• **The problem**: Turn the records into a numbered list, skipping blank lines, from the start of the records up to and including the line with "- sidebar-item-portal[interactable]: ›".
____
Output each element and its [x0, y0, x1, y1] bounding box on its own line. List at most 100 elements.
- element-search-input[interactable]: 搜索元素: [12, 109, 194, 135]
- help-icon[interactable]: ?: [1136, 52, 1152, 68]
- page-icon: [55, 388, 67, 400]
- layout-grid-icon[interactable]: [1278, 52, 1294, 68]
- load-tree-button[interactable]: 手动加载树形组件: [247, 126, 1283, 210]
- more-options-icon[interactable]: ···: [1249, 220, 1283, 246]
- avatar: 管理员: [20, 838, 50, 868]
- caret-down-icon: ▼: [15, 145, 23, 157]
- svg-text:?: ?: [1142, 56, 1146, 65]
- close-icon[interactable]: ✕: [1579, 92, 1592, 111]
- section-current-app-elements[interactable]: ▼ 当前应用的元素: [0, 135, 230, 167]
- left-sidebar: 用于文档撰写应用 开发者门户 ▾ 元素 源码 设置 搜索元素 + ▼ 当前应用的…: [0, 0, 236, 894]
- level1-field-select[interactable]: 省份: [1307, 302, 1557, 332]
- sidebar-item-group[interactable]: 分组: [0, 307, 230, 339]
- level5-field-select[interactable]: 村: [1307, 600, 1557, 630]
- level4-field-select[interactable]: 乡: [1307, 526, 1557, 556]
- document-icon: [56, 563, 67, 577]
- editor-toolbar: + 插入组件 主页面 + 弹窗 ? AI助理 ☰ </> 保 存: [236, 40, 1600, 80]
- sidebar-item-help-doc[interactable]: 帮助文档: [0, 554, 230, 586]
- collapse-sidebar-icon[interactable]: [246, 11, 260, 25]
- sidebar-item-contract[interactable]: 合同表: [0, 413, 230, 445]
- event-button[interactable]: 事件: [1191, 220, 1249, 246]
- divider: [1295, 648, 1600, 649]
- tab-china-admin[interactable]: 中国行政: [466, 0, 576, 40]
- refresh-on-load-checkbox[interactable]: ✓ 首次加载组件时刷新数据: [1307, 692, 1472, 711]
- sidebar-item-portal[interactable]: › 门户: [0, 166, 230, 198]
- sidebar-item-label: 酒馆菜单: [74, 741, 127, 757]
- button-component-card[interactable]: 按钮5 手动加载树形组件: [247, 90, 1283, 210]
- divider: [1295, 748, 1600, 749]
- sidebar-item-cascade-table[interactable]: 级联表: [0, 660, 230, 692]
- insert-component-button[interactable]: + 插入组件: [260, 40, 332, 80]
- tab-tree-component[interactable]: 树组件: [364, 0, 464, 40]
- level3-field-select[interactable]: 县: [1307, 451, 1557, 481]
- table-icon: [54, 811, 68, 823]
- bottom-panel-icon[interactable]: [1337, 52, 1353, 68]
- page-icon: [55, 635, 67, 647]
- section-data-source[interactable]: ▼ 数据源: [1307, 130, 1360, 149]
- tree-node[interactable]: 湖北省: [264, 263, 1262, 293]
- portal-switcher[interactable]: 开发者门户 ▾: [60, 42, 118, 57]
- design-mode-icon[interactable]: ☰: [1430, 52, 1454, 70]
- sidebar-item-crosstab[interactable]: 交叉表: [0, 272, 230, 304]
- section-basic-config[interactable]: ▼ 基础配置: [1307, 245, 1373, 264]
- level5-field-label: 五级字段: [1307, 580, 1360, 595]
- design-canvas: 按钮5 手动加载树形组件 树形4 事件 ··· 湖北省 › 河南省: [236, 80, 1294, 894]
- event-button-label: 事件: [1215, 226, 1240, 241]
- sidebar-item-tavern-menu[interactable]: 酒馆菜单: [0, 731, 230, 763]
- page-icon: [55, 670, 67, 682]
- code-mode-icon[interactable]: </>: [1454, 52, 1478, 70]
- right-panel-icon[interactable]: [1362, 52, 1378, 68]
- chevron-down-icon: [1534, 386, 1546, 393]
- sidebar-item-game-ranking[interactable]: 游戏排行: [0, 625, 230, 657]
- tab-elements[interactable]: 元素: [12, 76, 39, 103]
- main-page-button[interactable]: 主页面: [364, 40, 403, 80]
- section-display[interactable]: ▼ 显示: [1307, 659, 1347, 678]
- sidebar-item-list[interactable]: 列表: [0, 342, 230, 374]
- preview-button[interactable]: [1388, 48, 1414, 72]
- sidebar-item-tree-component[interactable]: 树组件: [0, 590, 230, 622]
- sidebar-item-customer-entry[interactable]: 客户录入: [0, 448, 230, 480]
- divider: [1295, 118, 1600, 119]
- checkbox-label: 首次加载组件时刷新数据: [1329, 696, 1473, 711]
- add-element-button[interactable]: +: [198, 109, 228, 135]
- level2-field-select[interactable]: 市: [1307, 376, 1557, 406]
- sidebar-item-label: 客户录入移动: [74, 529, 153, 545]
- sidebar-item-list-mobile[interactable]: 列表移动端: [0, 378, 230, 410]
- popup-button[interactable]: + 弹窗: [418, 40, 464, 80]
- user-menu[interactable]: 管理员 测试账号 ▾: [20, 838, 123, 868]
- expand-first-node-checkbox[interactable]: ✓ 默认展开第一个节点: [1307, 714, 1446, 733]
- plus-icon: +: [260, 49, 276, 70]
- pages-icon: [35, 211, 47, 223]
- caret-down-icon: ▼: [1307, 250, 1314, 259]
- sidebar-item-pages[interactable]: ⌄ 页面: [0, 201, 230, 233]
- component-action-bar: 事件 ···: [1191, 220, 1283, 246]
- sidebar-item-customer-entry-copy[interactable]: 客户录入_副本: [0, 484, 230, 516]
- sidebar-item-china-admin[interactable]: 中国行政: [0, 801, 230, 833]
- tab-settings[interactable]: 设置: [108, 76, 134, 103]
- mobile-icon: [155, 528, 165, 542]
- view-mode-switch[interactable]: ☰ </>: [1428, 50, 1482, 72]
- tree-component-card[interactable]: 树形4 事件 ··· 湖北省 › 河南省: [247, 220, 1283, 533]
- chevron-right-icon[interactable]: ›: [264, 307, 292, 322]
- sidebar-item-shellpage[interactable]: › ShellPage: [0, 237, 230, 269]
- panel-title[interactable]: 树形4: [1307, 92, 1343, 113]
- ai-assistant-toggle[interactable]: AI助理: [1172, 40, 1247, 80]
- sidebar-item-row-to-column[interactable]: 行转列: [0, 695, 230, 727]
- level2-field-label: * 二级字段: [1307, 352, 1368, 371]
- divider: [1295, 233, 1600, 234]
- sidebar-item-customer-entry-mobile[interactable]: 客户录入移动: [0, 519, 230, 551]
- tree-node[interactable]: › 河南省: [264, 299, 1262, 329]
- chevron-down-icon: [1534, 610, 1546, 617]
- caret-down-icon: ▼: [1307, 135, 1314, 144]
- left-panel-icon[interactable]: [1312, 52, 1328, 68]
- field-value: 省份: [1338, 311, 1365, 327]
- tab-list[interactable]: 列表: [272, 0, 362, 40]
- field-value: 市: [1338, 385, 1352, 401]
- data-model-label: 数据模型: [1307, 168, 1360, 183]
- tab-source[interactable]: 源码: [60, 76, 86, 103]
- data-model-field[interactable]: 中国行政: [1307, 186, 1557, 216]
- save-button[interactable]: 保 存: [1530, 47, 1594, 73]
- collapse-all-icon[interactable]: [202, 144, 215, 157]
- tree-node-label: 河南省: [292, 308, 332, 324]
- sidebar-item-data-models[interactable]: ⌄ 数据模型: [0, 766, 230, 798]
____
• **Problem solution**:
1. Output each element and its [x0, y0, x1, y1] bounding box on its own line. List at most 100 elements.
2. - element-search-input[interactable]: 搜索元素: [12, 109, 194, 135]
3. - help-icon[interactable]: ?: [1136, 52, 1152, 68]
4. - page-icon: [55, 388, 67, 400]
5. - layout-grid-icon[interactable]: [1278, 52, 1294, 68]
6. - load-tree-button[interactable]: 手动加载树形组件: [247, 126, 1283, 210]
7. - more-options-icon[interactable]: ···: [1249, 220, 1283, 246]
8. - avatar: 管理员: [20, 838, 50, 868]
9. - caret-down-icon: ▼: [15, 145, 23, 157]
10. - svg-text:?: ?: [1142, 56, 1146, 65]
11. - close-icon[interactable]: ✕: [1579, 92, 1592, 111]
12. - section-current-app-elements[interactable]: ▼ 当前应用的元素: [0, 135, 230, 167]
13. - left-sidebar: 用于文档撰写应用 开发者门户 ▾ 元素 源码 设置 搜索元素 + ▼ 当前应用的…: [0, 0, 236, 894]
14. - level1-field-select[interactable]: 省份: [1307, 302, 1557, 332]
15. - sidebar-item-group[interactable]: 分组: [0, 307, 230, 339]
16. - level5-field-select[interactable]: 村: [1307, 600, 1557, 630]
17. - level4-field-select[interactable]: 乡: [1307, 526, 1557, 556]
18. - document-icon: [56, 563, 67, 577]
19. - editor-toolbar: + 插入组件 主页面 + 弹窗 ? AI助理 ☰ </> 保 存: [236, 40, 1600, 80]
20. - sidebar-item-help-doc[interactable]: 帮助文档: [0, 554, 230, 586]
21. - collapse-sidebar-icon[interactable]: [246, 11, 260, 25]
22. - sidebar-item-contract[interactable]: 合同表: [0, 413, 230, 445]
23. - event-button[interactable]: 事件: [1191, 220, 1249, 246]
24. - divider: [1295, 648, 1600, 649]
25. - tab-china-admin[interactable]: 中国行政: [466, 0, 576, 40]
26. - refresh-on-load-checkbox[interactable]: ✓ 首次加载组件时刷新数据: [1307, 692, 1472, 711]
27. - sidebar-item-portal[interactable]: › 门户: [0, 166, 230, 198]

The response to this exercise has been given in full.